_EXTRACTED DATA_:
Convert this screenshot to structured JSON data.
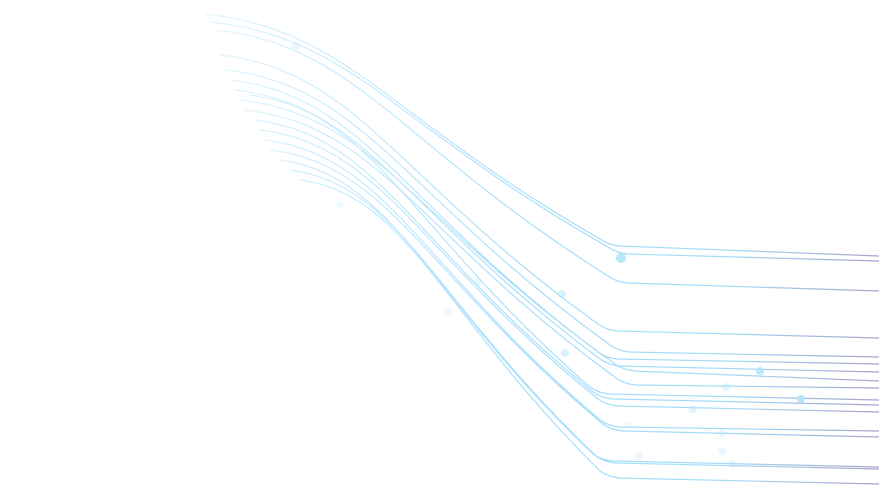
{
  "colors": {
    "background": "#ffffff",
    "line_start": "#e6f7ff",
    "line_mid": "#9fdcfb",
    "line_end": "#a9a4cc",
    "dot": "#aee4fb"
  }
}
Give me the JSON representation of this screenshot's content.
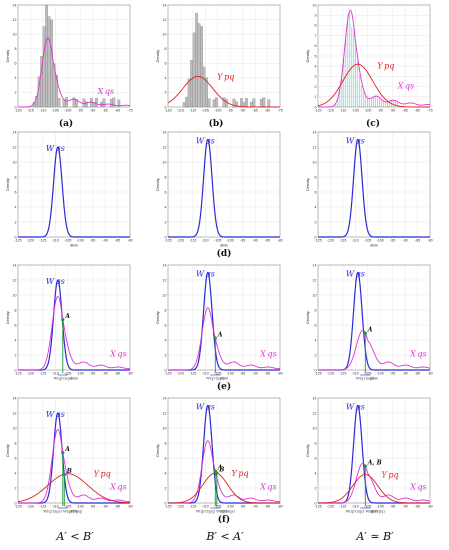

_PROBLEM_: Exclude all images and restate the records above word for word.

_RESPONSE TO THIS TASK_:
Convert this screenshot to structured JSON data.
{
  "colors": {
    "background": "#ffffff",
    "line_start": "#e6f7ff",
    "line_mid": "#9fdcfb",
    "line_end": "#a9a4cc",
    "dot": "#aee4fb"
  }
}
Give me the JSON representation of this screenshot's content.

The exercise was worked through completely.